• _REQUIREMENT_
Exactly repeat all the records below, omitting the images they hold.

━━━━━━━━━━

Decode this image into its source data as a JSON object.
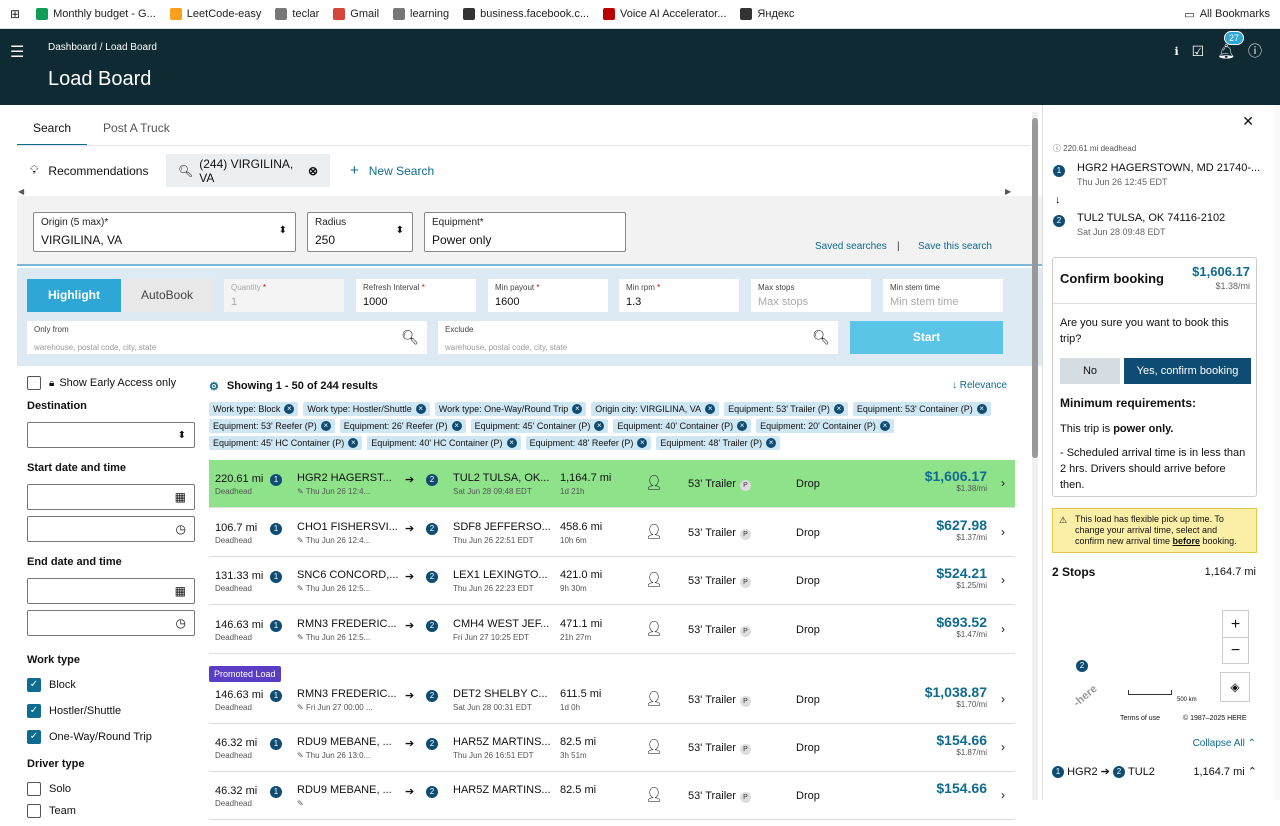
{
  "bookmarks": {
    "items": [
      {
        "label": "Monthly budget - G...",
        "icon": "sheets-icon",
        "color": "#0f9d58"
      },
      {
        "label": "LeetCode-easy",
        "icon": "leetcode-icon",
        "color": "#f89f1b"
      },
      {
        "label": "teclar",
        "icon": "folder-icon",
        "color": "#777"
      },
      {
        "label": "Gmail",
        "icon": "gmail-icon",
        "color": "#d44638"
      },
      {
        "label": "learning",
        "icon": "folder-icon",
        "color": "#777"
      },
      {
        "label": "business.facebook.c...",
        "icon": "globe-icon",
        "color": "#333"
      },
      {
        "label": "Voice AI Accelerator...",
        "icon": "sk-icon",
        "color": "#b00"
      },
      {
        "label": "Яндекс",
        "icon": "globe-icon",
        "color": "#333"
      }
    ],
    "all": "All Bookmarks"
  },
  "header": {
    "breadcrumb": "Dashboard / Load Board",
    "title": "Load Board",
    "notif_count": "27"
  },
  "tabs": [
    "Search",
    "Post A Truck"
  ],
  "searchbar": {
    "recommendations": "Recommendations",
    "current": "(244) VIRGILINA, VA",
    "new_search": "New Search"
  },
  "form": {
    "origin_label": "Origin (5 max)*",
    "origin_value": "VIRGILINA, VA",
    "radius_label": "Radius",
    "radius_value": "250",
    "equip_label": "Equipment*",
    "equip_value": "Power only",
    "saved": "Saved searches",
    "sep": "|",
    "save_this": "Save this search"
  },
  "options": {
    "highlight": "Highlight",
    "autobook": "AutoBook",
    "quantity_label": "Quantity",
    "quantity_value": "1",
    "refresh_label": "Refresh Interval",
    "refresh_value": "1000",
    "minpay_label": "Min payout",
    "minpay_value": "1600",
    "minrpm_label": "Min rpm",
    "minrpm_value": "1.3",
    "maxstops_label": "Max stops",
    "maxstops_ph": "Max stops",
    "minstem_label": "Min stem time",
    "minstem_ph": "Min stem time",
    "onlyfrom_label": "Only from",
    "onlyfrom_ph": "warehouse, postal code, city, state",
    "exclude_label": "Exclude",
    "exclude_ph": "warehouse, postal code, city, state",
    "start": "Start",
    "req": "*"
  },
  "filters": {
    "early_access": "Show Early Access only",
    "destination": "Destination",
    "start_dt": "Start date and time",
    "end_dt": "End date and time",
    "work_type": "Work type",
    "work_items": [
      "Block",
      "Hostler/Shuttle",
      "One-Way/Round Trip"
    ],
    "driver_type": "Driver type",
    "driver_items": [
      "Solo",
      "Team"
    ]
  },
  "results": {
    "showing": "Showing 1 - 50 of 244 results",
    "sort": "Relevance",
    "chips": [
      "Work type: Block",
      "Work type: Hostler/Shuttle",
      "Work type: One-Way/Round Trip",
      "Origin city: VIRGILINA, VA",
      "Equipment: 53' Trailer (P)",
      "Equipment: 53' Container (P)",
      "Equipment: 53' Reefer (P)",
      "Equipment: 26' Reefer (P)",
      "Equipment: 45' Container (P)",
      "Equipment: 40' Container (P)",
      "Equipment: 20' Container (P)",
      "Equipment: 45' HC Container (P)",
      "Equipment: 40' HC Container (P)",
      "Equipment: 48' Reefer (P)",
      "Equipment: 48' Trailer (P)"
    ],
    "promoted": "Promoted Load",
    "deadhead": "Deadhead",
    "rows": [
      {
        "dh": "220.61 mi",
        "from": "HGR2 HAGERST...",
        "ft": "Thu Jun 26 12:4...",
        "to": "TUL2 TULSA, OK...",
        "tt": "Sat Jun 28 09:48 EDT",
        "dist": "1,164.7 mi",
        "dur": "1d 21h",
        "eq": "53' Trailer",
        "type": "Drop",
        "pay": "$1,606.17",
        "rate": "$1.38/mi"
      },
      {
        "dh": "106.7 mi",
        "from": "CHO1 FISHERSVI...",
        "ft": "Thu Jun 26 12:4...",
        "to": "SDF8 JEFFERSO...",
        "tt": "Thu Jun 26 22:51 EDT",
        "dist": "458.6 mi",
        "dur": "10h 6m",
        "eq": "53' Trailer",
        "type": "Drop",
        "pay": "$627.98",
        "rate": "$1.37/mi"
      },
      {
        "dh": "131.33 mi",
        "from": "SNC6 CONCORD,...",
        "ft": "Thu Jun 26 12:5...",
        "to": "LEX1 LEXINGTO...",
        "tt": "Thu Jun 26 22:23 EDT",
        "dist": "421.0 mi",
        "dur": "9h 30m",
        "eq": "53' Trailer",
        "type": "Drop",
        "pay": "$524.21",
        "rate": "$1.25/mi"
      },
      {
        "dh": "146.63 mi",
        "from": "RMN3 FREDERIC...",
        "ft": "Thu Jun 26 12:5...",
        "to": "CMH4 WEST JEF...",
        "tt": "Fri Jun 27 10:25 EDT",
        "dist": "471.1 mi",
        "dur": "21h 27m",
        "eq": "53' Trailer",
        "type": "Drop",
        "pay": "$693.52",
        "rate": "$1.47/mi"
      },
      {
        "dh": "146.63 mi",
        "from": "RMN3 FREDERIC...",
        "ft": "Fri Jun 27 00:00 ...",
        "to": "DET2 SHELBY C...",
        "tt": "Sat Jun 28 00:31 EDT",
        "dist": "611.5 mi",
        "dur": "1d 0h",
        "eq": "53' Trailer",
        "type": "Drop",
        "pay": "$1,038.87",
        "rate": "$1.70/mi"
      },
      {
        "dh": "46.32 mi",
        "from": "RDU9 MEBANE, ...",
        "ft": "Thu Jun 26 13:0...",
        "to": "HAR5Z MARTINS...",
        "tt": "Thu Jun 26 16:51 EDT",
        "dist": "82.5 mi",
        "dur": "3h 51m",
        "eq": "53' Trailer",
        "type": "Drop",
        "pay": "$154.66",
        "rate": "$1.87/mi"
      },
      {
        "dh": "46.32 mi",
        "from": "RDU9 MEBANE, ...",
        "ft": "",
        "to": "HAR5Z MARTINS...",
        "tt": "",
        "dist": "82.5 mi",
        "dur": "",
        "eq": "53' Trailer",
        "type": "Drop",
        "pay": "$154.66",
        "rate": ""
      }
    ]
  },
  "side": {
    "deadhead": "220.61 mi deadhead",
    "stop1": "HGR2 HAGERSTOWN, MD 21740-...",
    "stop1_time": "Thu Jun 26 12:45 EDT",
    "stop2": "TUL2 TULSA, OK 74116-2102",
    "stop2_time": "Sat Jun 28 09:48 EDT",
    "confirm_title": "Confirm booking",
    "price": "$1,606.17",
    "rate": "$1.38/mi",
    "question": "Are you sure you want to book this trip?",
    "no": "No",
    "yes": "Yes, confirm booking",
    "min_req": "Minimum requirements:",
    "req1_pre": "This trip is ",
    "req1_bold": "power only.",
    "req2": "- Scheduled arrival time is in less than 2 hrs. Drivers should arrive before then.",
    "warn_pre": "This load has flexible pick up time. To change your arrival time, select and confirm new arrival time ",
    "warn_bold": "before",
    "warn_post": " booking.",
    "stops": "2 Stops",
    "stops_dist": "1,164.7 mi",
    "map_stop": "2",
    "scale": "500 km",
    "terms": "Terms of use",
    "copy": "© 1987–2025 HERE",
    "here": "here",
    "collapse": "Collapse All",
    "leg_from": "HGR2",
    "leg_to": "TUL2",
    "leg_dist": "1,164.7 mi"
  }
}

━━━━━━━━━━

• _REPLY TO THE EXERCISE_
Decode this image into its source data as a JSON object.
{
  "bookmarks": {
    "items": [
      {
        "label": "Monthly budget - G...",
        "icon": "sheets-icon",
        "color": "#0f9d58"
      },
      {
        "label": "LeetCode-easy",
        "icon": "leetcode-icon",
        "color": "#f89f1b"
      },
      {
        "label": "teclar",
        "icon": "folder-icon",
        "color": "#777"
      },
      {
        "label": "Gmail",
        "icon": "gmail-icon",
        "color": "#d44638"
      },
      {
        "label": "learning",
        "icon": "folder-icon",
        "color": "#777"
      },
      {
        "label": "business.facebook.c...",
        "icon": "globe-icon",
        "color": "#333"
      },
      {
        "label": "Voice AI Accelerator...",
        "icon": "sk-icon",
        "color": "#b00"
      },
      {
        "label": "Яндекс",
        "icon": "globe-icon",
        "color": "#333"
      }
    ],
    "all": "All Bookmarks"
  },
  "header": {
    "breadcrumb": "Dashboard / Load Board",
    "title": "Load Board",
    "notif_count": "27"
  },
  "tabs": [
    "Search",
    "Post A Truck"
  ],
  "searchbar": {
    "recommendations": "Recommendations",
    "current": "(244) VIRGILINA, VA",
    "new_search": "New Search"
  },
  "form": {
    "origin_label": "Origin (5 max)*",
    "origin_value": "VIRGILINA, VA",
    "radius_label": "Radius",
    "radius_value": "250",
    "equip_label": "Equipment*",
    "equip_value": "Power only",
    "saved": "Saved searches",
    "sep": "|",
    "save_this": "Save this search"
  },
  "options": {
    "highlight": "Highlight",
    "autobook": "AutoBook",
    "quantity_label": "Quantity",
    "quantity_value": "1",
    "refresh_label": "Refresh Interval",
    "refresh_value": "1000",
    "minpay_label": "Min payout",
    "minpay_value": "1600",
    "minrpm_label": "Min rpm",
    "minrpm_value": "1.3",
    "maxstops_label": "Max stops",
    "maxstops_ph": "Max stops",
    "minstem_label": "Min stem time",
    "minstem_ph": "Min stem time",
    "onlyfrom_label": "Only from",
    "onlyfrom_ph": "warehouse, postal code, city, state",
    "exclude_label": "Exclude",
    "exclude_ph": "warehouse, postal code, city, state",
    "start": "Start",
    "req": "*"
  },
  "filters": {
    "early_access": "Show Early Access only",
    "destination": "Destination",
    "start_dt": "Start date and time",
    "end_dt": "End date and time",
    "work_type": "Work type",
    "work_items": [
      "Block",
      "Hostler/Shuttle",
      "One-Way/Round Trip"
    ],
    "driver_type": "Driver type",
    "driver_items": [
      "Solo",
      "Team"
    ]
  },
  "results": {
    "showing": "Showing 1 - 50 of 244 results",
    "sort": "Relevance",
    "chips": [
      "Work type: Block",
      "Work type: Hostler/Shuttle",
      "Work type: One-Way/Round Trip",
      "Origin city: VIRGILINA, VA",
      "Equipment: 53' Trailer (P)",
      "Equipment: 53' Container (P)",
      "Equipment: 53' Reefer (P)",
      "Equipment: 26' Reefer (P)",
      "Equipment: 45' Container (P)",
      "Equipment: 40' Container (P)",
      "Equipment: 20' Container (P)",
      "Equipment: 45' HC Container (P)",
      "Equipment: 40' HC Container (P)",
      "Equipment: 48' Reefer (P)",
      "Equipment: 48' Trailer (P)"
    ],
    "promoted": "Promoted Load",
    "deadhead": "Deadhead",
    "rows": [
      {
        "dh": "220.61 mi",
        "from": "HGR2 HAGERST...",
        "ft": "Thu Jun 26 12:4...",
        "to": "TUL2 TULSA, OK...",
        "tt": "Sat Jun 28 09:48 EDT",
        "dist": "1,164.7 mi",
        "dur": "1d 21h",
        "eq": "53' Trailer",
        "type": "Drop",
        "pay": "$1,606.17",
        "rate": "$1.38/mi"
      },
      {
        "dh": "106.7 mi",
        "from": "CHO1 FISHERSVI...",
        "ft": "Thu Jun 26 12:4...",
        "to": "SDF8 JEFFERSO...",
        "tt": "Thu Jun 26 22:51 EDT",
        "dist": "458.6 mi",
        "dur": "10h 6m",
        "eq": "53' Trailer",
        "type": "Drop",
        "pay": "$627.98",
        "rate": "$1.37/mi"
      },
      {
        "dh": "131.33 mi",
        "from": "SNC6 CONCORD,...",
        "ft": "Thu Jun 26 12:5...",
        "to": "LEX1 LEXINGTO...",
        "tt": "Thu Jun 26 22:23 EDT",
        "dist": "421.0 mi",
        "dur": "9h 30m",
        "eq": "53' Trailer",
        "type": "Drop",
        "pay": "$524.21",
        "rate": "$1.25/mi"
      },
      {
        "dh": "146.63 mi",
        "from": "RMN3 FREDERIC...",
        "ft": "Thu Jun 26 12:5...",
        "to": "CMH4 WEST JEF...",
        "tt": "Fri Jun 27 10:25 EDT",
        "dist": "471.1 mi",
        "dur": "21h 27m",
        "eq": "53' Trailer",
        "type": "Drop",
        "pay": "$693.52",
        "rate": "$1.47/mi"
      },
      {
        "dh": "146.63 mi",
        "from": "RMN3 FREDERIC...",
        "ft": "Fri Jun 27 00:00 ...",
        "to": "DET2 SHELBY C...",
        "tt": "Sat Jun 28 00:31 EDT",
        "dist": "611.5 mi",
        "dur": "1d 0h",
        "eq": "53' Trailer",
        "type": "Drop",
        "pay": "$1,038.87",
        "rate": "$1.70/mi"
      },
      {
        "dh": "46.32 mi",
        "from": "RDU9 MEBANE, ...",
        "ft": "Thu Jun 26 13:0...",
        "to": "HAR5Z MARTINS...",
        "tt": "Thu Jun 26 16:51 EDT",
        "dist": "82.5 mi",
        "dur": "3h 51m",
        "eq": "53' Trailer",
        "type": "Drop",
        "pay": "$154.66",
        "rate": "$1.87/mi"
      },
      {
        "dh": "46.32 mi",
        "from": "RDU9 MEBANE, ...",
        "ft": "",
        "to": "HAR5Z MARTINS...",
        "tt": "",
        "dist": "82.5 mi",
        "dur": "",
        "eq": "53' Trailer",
        "type": "Drop",
        "pay": "$154.66",
        "rate": ""
      }
    ]
  },
  "side": {
    "deadhead": "220.61 mi deadhead",
    "stop1": "HGR2 HAGERSTOWN, MD 21740-...",
    "stop1_time": "Thu Jun 26 12:45 EDT",
    "stop2": "TUL2 TULSA, OK 74116-2102",
    "stop2_time": "Sat Jun 28 09:48 EDT",
    "confirm_title": "Confirm booking",
    "price": "$1,606.17",
    "rate": "$1.38/mi",
    "question": "Are you sure you want to book this trip?",
    "no": "No",
    "yes": "Yes, confirm booking",
    "min_req": "Minimum requirements:",
    "req1_pre": "This trip is ",
    "req1_bold": "power only.",
    "req2": "- Scheduled arrival time is in less than 2 hrs. Drivers should arrive before then.",
    "warn_pre": "This load has flexible pick up time. To change your arrival time, select and confirm new arrival time ",
    "warn_bold": "before",
    "warn_post": " booking.",
    "stops": "2 Stops",
    "stops_dist": "1,164.7 mi",
    "map_stop": "2",
    "scale": "500 km",
    "terms": "Terms of use",
    "copy": "© 1987–2025 HERE",
    "here": "here",
    "collapse": "Collapse All",
    "leg_from": "HGR2",
    "leg_to": "TUL2",
    "leg_dist": "1,164.7 mi"
  }
}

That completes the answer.